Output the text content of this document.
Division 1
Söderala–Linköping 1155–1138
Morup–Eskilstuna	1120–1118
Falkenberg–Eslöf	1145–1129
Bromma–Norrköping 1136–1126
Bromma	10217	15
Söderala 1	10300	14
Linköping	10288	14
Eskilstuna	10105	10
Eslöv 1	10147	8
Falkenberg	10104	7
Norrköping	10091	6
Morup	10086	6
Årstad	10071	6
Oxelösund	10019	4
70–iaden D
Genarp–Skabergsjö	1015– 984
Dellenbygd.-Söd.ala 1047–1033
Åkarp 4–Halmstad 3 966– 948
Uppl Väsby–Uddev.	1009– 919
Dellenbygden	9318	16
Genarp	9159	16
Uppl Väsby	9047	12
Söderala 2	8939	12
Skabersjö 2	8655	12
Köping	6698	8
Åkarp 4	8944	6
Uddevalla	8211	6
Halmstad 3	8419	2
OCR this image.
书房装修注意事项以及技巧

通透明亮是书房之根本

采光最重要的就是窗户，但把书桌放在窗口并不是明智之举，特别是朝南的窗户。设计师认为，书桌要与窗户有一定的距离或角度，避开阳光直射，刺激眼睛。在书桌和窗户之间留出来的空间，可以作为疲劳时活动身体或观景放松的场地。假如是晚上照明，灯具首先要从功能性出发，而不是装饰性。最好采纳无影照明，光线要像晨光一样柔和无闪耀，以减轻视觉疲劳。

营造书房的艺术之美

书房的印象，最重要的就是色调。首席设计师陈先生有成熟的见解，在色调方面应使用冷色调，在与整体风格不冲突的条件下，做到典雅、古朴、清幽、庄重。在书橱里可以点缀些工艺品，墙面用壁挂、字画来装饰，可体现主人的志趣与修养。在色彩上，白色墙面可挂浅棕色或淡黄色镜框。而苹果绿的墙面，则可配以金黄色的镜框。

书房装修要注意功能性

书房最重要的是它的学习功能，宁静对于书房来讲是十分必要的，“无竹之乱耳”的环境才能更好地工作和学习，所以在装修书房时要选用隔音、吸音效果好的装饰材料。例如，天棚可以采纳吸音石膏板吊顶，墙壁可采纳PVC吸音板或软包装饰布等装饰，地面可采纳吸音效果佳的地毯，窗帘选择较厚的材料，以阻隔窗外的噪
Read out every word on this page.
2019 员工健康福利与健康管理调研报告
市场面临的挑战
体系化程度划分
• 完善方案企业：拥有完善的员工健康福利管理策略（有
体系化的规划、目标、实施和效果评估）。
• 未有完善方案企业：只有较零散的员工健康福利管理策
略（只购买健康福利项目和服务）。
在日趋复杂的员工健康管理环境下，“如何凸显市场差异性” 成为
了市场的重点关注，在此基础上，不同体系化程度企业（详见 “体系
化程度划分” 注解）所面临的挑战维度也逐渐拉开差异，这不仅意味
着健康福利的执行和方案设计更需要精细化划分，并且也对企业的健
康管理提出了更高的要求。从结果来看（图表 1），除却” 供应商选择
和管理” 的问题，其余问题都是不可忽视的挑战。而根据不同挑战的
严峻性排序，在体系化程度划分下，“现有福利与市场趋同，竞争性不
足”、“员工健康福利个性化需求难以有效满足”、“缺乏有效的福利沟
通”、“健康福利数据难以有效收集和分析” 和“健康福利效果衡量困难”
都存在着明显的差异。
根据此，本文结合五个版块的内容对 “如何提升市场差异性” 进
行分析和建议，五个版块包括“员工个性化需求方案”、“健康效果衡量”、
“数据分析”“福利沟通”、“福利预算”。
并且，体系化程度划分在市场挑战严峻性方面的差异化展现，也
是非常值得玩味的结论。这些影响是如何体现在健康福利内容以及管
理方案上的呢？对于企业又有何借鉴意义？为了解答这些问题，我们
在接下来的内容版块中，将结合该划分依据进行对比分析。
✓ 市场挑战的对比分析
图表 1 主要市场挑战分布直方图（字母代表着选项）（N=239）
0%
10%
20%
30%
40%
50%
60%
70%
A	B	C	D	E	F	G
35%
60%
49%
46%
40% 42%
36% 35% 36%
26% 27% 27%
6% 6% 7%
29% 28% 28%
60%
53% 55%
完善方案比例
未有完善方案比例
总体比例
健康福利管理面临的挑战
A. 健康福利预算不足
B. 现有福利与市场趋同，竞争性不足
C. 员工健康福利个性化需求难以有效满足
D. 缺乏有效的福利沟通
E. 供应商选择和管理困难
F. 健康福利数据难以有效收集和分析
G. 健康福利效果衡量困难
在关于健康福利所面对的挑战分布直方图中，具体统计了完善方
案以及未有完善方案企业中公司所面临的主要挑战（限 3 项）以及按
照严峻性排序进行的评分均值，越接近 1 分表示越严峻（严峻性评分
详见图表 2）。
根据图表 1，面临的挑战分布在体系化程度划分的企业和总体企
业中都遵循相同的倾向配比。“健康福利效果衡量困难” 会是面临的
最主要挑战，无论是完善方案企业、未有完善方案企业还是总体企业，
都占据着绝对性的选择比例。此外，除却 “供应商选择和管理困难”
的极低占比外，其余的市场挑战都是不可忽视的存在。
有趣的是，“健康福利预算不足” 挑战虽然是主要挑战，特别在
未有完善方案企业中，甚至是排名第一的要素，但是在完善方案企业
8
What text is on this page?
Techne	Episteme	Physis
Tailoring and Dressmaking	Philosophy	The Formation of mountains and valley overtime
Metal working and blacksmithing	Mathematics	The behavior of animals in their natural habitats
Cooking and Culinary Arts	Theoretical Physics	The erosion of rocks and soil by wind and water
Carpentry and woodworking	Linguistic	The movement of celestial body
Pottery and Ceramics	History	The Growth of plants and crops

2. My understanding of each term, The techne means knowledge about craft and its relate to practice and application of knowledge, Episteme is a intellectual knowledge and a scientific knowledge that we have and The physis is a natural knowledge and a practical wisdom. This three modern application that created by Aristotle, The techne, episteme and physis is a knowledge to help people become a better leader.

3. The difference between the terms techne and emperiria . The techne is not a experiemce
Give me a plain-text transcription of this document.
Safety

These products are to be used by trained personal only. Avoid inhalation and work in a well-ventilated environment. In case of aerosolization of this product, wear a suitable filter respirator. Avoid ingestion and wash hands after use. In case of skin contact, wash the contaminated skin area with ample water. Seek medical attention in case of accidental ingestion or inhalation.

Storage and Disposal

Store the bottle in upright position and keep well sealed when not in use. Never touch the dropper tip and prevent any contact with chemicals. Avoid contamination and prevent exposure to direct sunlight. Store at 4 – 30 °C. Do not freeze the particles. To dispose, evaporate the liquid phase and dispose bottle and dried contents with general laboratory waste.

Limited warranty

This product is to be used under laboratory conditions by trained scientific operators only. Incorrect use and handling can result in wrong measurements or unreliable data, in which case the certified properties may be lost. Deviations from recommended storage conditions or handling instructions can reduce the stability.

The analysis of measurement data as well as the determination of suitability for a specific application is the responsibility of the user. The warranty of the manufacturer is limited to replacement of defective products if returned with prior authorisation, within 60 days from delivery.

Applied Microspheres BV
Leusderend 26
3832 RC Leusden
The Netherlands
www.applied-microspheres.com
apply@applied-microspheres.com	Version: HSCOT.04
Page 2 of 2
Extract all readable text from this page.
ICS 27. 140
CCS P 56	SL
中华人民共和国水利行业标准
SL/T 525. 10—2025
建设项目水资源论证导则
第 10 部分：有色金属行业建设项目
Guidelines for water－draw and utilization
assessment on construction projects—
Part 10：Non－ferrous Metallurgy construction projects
------------------------------------------------------------------------
- **DIRECTIONS FOR THIS TASK**
Work through the data and report how many of its lines hold the word "Norrköping", giving only the figure.

- **IN RESPONSE**
2